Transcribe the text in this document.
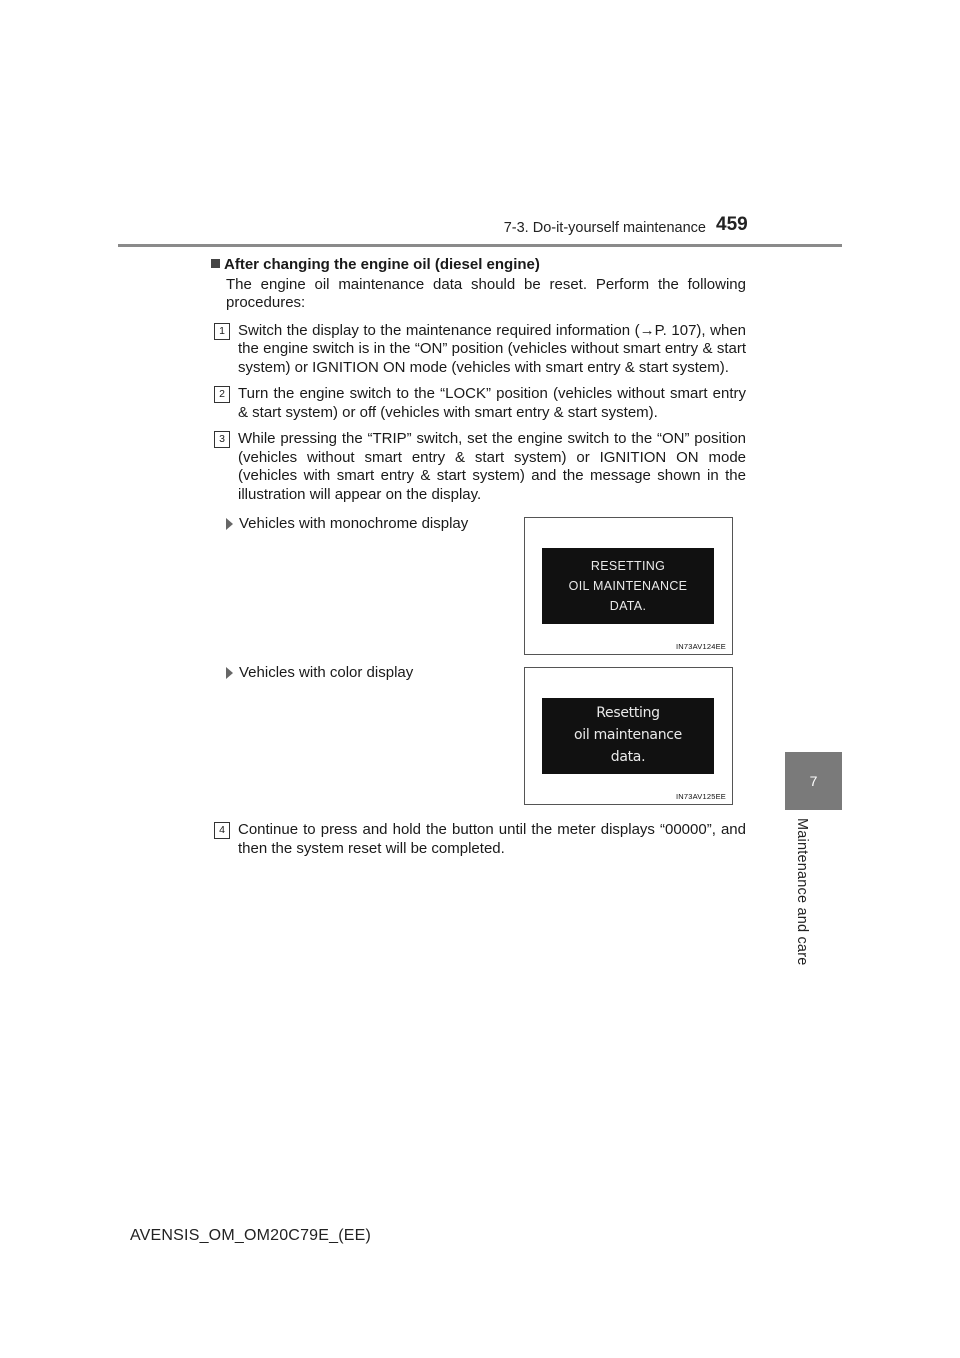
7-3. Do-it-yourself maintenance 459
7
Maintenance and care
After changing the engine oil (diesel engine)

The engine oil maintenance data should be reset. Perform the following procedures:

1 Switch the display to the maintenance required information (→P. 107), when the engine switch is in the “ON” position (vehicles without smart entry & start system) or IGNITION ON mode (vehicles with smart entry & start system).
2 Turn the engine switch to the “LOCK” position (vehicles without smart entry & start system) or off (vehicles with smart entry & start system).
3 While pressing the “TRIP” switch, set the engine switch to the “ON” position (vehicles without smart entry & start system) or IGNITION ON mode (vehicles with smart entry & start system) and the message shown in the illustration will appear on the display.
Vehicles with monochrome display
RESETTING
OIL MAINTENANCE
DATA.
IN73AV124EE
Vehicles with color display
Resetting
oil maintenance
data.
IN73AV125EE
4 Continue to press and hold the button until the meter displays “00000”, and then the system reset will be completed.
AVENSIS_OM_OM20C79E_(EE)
────────────────────────────────────────
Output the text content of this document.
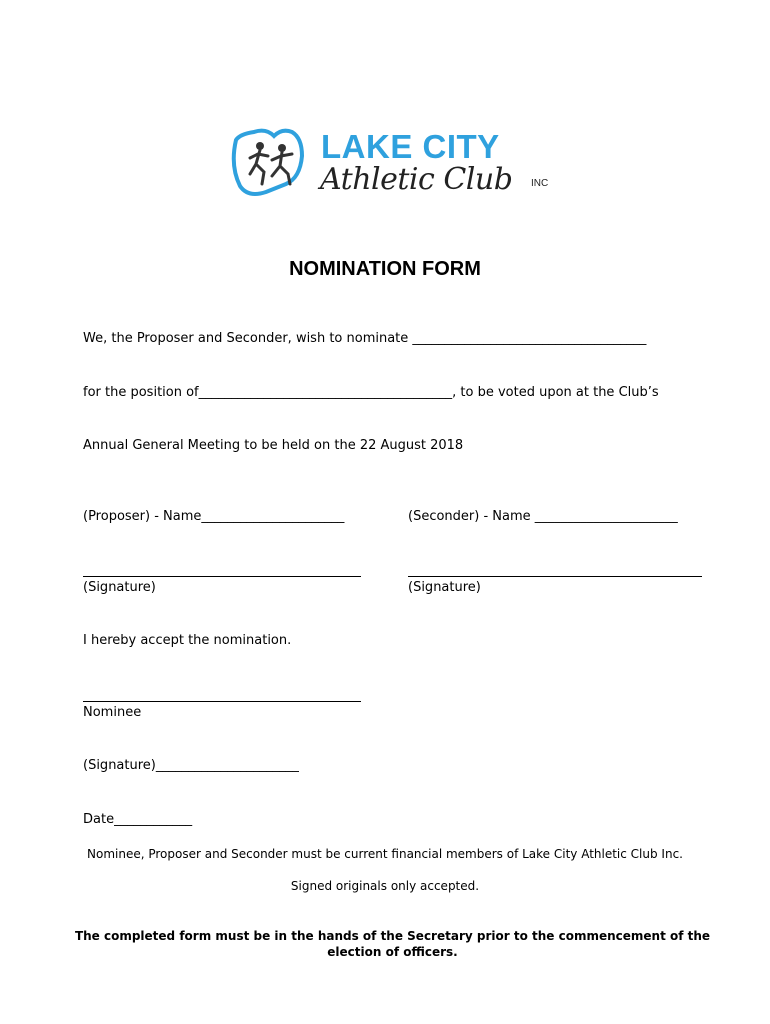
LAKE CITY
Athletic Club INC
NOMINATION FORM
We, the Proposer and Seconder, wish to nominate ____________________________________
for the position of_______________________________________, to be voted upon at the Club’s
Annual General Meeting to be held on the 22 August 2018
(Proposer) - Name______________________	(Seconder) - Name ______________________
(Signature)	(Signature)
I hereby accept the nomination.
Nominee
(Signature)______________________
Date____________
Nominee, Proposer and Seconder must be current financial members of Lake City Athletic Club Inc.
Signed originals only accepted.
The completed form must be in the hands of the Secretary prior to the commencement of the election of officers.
────────────────────────────────────────
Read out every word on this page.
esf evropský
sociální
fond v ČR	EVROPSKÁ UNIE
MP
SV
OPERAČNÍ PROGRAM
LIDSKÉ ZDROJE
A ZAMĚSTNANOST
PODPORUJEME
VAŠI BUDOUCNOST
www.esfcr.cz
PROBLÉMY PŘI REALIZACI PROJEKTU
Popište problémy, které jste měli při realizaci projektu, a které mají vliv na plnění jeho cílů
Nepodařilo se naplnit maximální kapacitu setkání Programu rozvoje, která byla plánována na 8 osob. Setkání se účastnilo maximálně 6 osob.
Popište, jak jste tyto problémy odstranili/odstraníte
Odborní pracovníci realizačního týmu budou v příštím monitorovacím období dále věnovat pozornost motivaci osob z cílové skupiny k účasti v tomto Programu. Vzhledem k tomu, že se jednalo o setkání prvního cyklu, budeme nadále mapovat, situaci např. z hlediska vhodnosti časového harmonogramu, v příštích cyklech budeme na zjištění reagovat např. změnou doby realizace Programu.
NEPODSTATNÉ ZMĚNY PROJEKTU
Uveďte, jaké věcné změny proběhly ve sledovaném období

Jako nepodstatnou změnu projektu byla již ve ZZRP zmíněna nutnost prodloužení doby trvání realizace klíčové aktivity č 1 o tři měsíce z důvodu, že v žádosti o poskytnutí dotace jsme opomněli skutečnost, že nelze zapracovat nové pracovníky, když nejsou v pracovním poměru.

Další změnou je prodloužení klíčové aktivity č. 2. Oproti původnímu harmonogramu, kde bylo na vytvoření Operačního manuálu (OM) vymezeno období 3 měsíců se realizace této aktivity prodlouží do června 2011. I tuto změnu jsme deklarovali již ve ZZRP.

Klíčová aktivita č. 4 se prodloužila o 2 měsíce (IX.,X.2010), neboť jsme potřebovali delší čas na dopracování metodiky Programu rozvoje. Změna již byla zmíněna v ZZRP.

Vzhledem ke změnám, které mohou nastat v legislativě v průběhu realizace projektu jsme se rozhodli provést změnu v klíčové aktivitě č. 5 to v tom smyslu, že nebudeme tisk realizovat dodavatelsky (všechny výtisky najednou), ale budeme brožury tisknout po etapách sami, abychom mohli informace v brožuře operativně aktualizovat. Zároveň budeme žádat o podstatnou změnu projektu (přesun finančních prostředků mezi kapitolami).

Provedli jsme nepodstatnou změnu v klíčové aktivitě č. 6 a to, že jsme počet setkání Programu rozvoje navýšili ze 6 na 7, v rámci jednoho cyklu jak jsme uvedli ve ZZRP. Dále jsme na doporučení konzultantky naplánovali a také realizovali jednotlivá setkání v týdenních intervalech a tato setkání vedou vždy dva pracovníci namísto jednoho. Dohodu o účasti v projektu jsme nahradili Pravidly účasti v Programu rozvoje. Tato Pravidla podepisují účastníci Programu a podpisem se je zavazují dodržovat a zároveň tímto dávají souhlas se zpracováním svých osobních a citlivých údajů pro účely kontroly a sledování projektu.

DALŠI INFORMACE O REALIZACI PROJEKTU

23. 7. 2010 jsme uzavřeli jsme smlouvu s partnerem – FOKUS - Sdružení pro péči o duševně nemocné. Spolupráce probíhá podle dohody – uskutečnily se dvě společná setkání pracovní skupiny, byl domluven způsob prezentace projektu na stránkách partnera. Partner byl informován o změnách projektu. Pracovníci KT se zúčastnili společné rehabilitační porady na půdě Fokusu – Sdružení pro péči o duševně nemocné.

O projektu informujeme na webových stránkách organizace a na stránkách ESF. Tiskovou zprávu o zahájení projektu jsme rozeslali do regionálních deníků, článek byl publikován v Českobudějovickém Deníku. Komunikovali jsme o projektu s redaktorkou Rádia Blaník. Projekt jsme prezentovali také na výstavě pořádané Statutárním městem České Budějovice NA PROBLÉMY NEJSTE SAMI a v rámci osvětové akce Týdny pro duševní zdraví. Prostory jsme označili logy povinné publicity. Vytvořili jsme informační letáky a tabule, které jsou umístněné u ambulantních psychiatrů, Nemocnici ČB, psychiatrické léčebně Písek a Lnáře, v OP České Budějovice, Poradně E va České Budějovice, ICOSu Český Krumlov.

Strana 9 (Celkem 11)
────────────────────────────────────────
• [Objective]:
From the entries, copy out each line containing the word "this".

• [Solved exercise]:
Transcribe the text in this document.
Output the text content of this document.
Read out every word on this page.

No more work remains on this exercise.